» Liste des tâches:
a) Comptez les lignes qui contiennent la chaîne « parody », puis indiquez uniquement ce nombre.
b) Pouvez-vous poursuivre le texte sur la reformulation des requêtes par les moteurs de recherche, à partir de sa dernière phrase ?

» Texte source:
----------------------------------------

On n'optimise plus en 2016 un contenu textuel pour une requête unique lorsqu'on désire être visible sur Google, Bing et consorts. Les algorithmes des moteurs de recherche prennent en compte la sémantique et il est important, lors de la rédaction, de s'appuyer sur un champ lexical étendu et donc sur des mots clés ou termes secondaires, complémentaires de la requête visée au départ. Voici donc une méthodologie, basée sur l'analyse lexicale et les co-occurrences, pour vous aider dans cette voie...
Depuis maintenant plusieurs années (probablement depuis 2012 pour être exact), Google utilise des algorithmes de reformulation de requête pour mieux comprendre ce que les internautes expriment maladroitement, ne permettant pas au moteur de trouver de bons résultats directement.
Avec ces techniques de reformulation, la requête qui est tapée par l’utilisateur du moteur n’est pas forcément celle que ce dernier va utiliser pour construire les SERP. La question qui se pose alors pour les SEO est de savoir s'il est possible d’anticiper les reformulations pour travailler sur des mots-clés complémentaires pour maximiser ses positions, même sur des requêtes qui seront potentiellement reformulées.
Dans cet article, nous vous proposons un algorithme pour trouver ces mots-clés complémentaires, en se basant sur la notion de co-occurrence, que l’on retrouve par exemple au cœur du brevet [1] que Bill Slawski avait appelé le brevet « Hummingbird » à l’époque.
La nécessité de la reformulation pour le moteur de recherche
Le médium entre l’internaute et le moteur est la boite de dialogue (le formulaire de recherche) qui permet de saisir la requête. Malheureusement, de très nombreux problèmes se posent concernant ce « dialogue » : fautes d’orthographe, mots ambigüs, utilisation d’un vocabulaire inhabituel (« pince crocodile » au lieu de « pince multifonctions » par exemple), etc.

----------------------------------------

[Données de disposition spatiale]
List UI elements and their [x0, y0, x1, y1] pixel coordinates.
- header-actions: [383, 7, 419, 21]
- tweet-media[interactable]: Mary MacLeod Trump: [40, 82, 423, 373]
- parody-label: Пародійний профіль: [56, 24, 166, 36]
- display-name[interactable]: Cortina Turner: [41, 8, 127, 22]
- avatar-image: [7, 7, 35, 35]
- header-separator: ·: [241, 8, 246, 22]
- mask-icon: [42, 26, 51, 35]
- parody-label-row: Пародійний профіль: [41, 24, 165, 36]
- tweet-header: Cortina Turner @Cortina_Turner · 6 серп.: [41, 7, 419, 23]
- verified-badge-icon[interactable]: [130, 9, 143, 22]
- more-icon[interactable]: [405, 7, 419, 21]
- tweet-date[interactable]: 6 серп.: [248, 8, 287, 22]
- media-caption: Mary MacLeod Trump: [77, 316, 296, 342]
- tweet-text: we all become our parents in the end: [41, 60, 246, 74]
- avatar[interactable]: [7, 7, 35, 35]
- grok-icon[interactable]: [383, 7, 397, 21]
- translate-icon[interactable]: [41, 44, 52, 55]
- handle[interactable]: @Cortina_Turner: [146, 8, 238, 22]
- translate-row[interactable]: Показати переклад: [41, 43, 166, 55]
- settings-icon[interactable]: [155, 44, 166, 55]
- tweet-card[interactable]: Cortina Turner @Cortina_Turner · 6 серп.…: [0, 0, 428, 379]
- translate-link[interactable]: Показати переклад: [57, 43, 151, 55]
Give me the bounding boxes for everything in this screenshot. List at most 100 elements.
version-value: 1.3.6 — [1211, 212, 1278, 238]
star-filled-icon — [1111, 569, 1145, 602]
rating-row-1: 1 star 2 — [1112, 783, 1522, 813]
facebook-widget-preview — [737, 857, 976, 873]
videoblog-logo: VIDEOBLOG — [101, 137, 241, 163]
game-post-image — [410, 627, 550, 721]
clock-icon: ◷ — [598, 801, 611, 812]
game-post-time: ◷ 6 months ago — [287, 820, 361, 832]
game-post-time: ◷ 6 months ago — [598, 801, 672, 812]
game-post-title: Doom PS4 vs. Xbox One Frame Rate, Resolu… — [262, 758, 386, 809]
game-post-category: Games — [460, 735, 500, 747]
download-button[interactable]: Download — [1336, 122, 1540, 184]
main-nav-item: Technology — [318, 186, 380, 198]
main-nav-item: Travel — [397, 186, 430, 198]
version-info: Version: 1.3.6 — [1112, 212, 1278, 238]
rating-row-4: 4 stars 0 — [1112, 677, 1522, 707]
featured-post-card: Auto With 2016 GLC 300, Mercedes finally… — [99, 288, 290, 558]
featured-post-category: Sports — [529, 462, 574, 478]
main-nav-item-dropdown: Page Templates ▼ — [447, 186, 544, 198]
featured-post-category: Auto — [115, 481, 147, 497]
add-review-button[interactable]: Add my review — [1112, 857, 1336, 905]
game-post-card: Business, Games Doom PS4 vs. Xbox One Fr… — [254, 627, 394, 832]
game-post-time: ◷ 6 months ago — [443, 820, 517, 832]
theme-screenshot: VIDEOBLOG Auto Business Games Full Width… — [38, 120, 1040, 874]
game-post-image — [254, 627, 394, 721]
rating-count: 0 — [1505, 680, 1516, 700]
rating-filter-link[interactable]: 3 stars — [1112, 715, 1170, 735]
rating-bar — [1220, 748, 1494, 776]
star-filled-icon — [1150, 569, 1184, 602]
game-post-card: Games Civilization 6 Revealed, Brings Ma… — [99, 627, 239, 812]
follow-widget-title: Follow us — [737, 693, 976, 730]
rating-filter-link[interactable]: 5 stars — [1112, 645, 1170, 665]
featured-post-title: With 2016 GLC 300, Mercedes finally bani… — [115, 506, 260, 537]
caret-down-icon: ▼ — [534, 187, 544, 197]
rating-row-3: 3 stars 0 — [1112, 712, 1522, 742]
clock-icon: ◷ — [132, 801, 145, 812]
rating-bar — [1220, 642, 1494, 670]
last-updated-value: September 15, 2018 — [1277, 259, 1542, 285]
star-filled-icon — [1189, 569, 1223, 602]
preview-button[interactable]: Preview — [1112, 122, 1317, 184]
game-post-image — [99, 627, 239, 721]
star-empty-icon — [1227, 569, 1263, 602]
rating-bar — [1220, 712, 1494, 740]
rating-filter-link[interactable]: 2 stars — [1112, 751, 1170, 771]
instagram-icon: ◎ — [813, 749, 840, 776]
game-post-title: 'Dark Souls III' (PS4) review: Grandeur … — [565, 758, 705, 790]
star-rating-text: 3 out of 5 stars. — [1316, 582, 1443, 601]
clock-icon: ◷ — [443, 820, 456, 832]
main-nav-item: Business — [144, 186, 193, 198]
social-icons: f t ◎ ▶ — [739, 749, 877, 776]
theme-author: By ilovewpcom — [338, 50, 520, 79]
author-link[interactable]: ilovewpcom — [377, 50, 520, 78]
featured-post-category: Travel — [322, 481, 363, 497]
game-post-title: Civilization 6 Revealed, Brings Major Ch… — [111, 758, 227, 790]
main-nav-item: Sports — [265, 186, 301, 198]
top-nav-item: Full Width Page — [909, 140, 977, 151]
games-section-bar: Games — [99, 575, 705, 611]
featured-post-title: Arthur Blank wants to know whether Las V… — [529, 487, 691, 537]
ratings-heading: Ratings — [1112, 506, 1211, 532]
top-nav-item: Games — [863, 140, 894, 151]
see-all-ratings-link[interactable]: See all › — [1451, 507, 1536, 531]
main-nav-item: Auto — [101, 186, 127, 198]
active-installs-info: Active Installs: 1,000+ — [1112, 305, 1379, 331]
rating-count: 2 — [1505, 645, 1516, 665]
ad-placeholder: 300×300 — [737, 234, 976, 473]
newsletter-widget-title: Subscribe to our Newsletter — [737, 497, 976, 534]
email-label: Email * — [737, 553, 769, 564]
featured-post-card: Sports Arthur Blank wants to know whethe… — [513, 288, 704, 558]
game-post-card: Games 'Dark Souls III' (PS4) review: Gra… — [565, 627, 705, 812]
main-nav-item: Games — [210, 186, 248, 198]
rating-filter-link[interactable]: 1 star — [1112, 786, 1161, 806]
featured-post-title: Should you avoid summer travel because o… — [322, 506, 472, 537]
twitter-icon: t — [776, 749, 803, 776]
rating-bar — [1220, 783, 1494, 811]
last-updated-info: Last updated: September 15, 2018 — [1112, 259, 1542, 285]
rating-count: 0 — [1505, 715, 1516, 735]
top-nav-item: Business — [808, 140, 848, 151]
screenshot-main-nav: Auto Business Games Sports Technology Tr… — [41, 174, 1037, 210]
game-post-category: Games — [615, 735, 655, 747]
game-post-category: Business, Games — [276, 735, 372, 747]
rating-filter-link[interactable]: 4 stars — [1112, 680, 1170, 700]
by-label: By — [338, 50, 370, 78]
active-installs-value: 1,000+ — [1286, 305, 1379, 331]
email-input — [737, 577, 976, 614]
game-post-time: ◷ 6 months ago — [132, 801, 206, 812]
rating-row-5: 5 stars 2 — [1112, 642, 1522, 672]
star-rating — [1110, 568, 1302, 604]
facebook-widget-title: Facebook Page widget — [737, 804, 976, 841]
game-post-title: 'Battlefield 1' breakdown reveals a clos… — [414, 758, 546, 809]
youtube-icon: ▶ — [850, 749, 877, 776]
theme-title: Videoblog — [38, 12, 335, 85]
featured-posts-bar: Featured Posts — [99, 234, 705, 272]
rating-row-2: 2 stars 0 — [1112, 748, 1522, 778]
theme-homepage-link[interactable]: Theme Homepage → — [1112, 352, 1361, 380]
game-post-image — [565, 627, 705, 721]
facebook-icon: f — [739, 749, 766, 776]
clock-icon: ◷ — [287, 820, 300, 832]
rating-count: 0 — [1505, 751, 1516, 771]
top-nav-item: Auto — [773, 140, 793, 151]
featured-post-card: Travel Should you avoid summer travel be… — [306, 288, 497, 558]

----------------------------------------

» Réponses aux exercices:
a) 2

b)
Pour lutter contre ces problèmes liés à compréhension de la requête, le moteur utilise des algorithmes spécifiques de reformulation (ou extension). Parmi les méthodes de reformulation, on trouve celles basées sur la notion de co-occurrence, qui est celle qui va nous être utile dans le contexte de cet article.
En utilisant les co-occurrences, le moteur va pouvoir préciser le sens d’une requête en lui rajoutant des mots-clés complémentaires, voire en substituant ces mots-clés complémentaires à certaines parties de la requête.
Intuitivement, la notion de co-occurrence est assez simple : on dira que deux mots sont co-occurrents si ils apparaissent ensemble dans un même bloc sémantique. Il est d’ailleurs très important de noter que la définition même de champ lexical ou thématique est basée sur la notion de co-occurrence : des mots d’un même champ lexical sont souvent co-occurrents et des mots souvent co-occurrents sont souvent présents dans un même champ lexical. On repère également la notion de décalage de champ lexical au fait qu’un mot devient moins co-occurrent aux autres mots d’un champ lexical, signifiant ainsi que son usage est en cours de changement.
Le terme plus scientifique pour la co-occurrence est « mesure d’association », il existe plusieurs types de mesures, dont la figure 1 nous montre quatre exemples.
Fig. 1. 4 types de mesure d'association.
Que nous disent ces formules cabalistiques ? La mesure de Dice est la plus intuitive : elle nous explique que l’association entre deux termes a et b est essentiellement la proportion de document qui contiennent a et b ensemble par rapport à ceux qui contiennent a ou b (ou les deux, bien sûr).
Les autres mesures sont plus complexes. L’information mutuelle représente la dépendance statistique entre les apparitions de a et de b : il s’agit d’un analogue de la corrélation entre deux évènements. La version plus complexe de l’information mutuelle (notée EMIM dans la figure 1) a un comportement analogue à la mesure de Dice. Enfin, la mesure via le CHI 2 est basée sur un test statisque bien connu qui mesure l’indépendance de deux variables.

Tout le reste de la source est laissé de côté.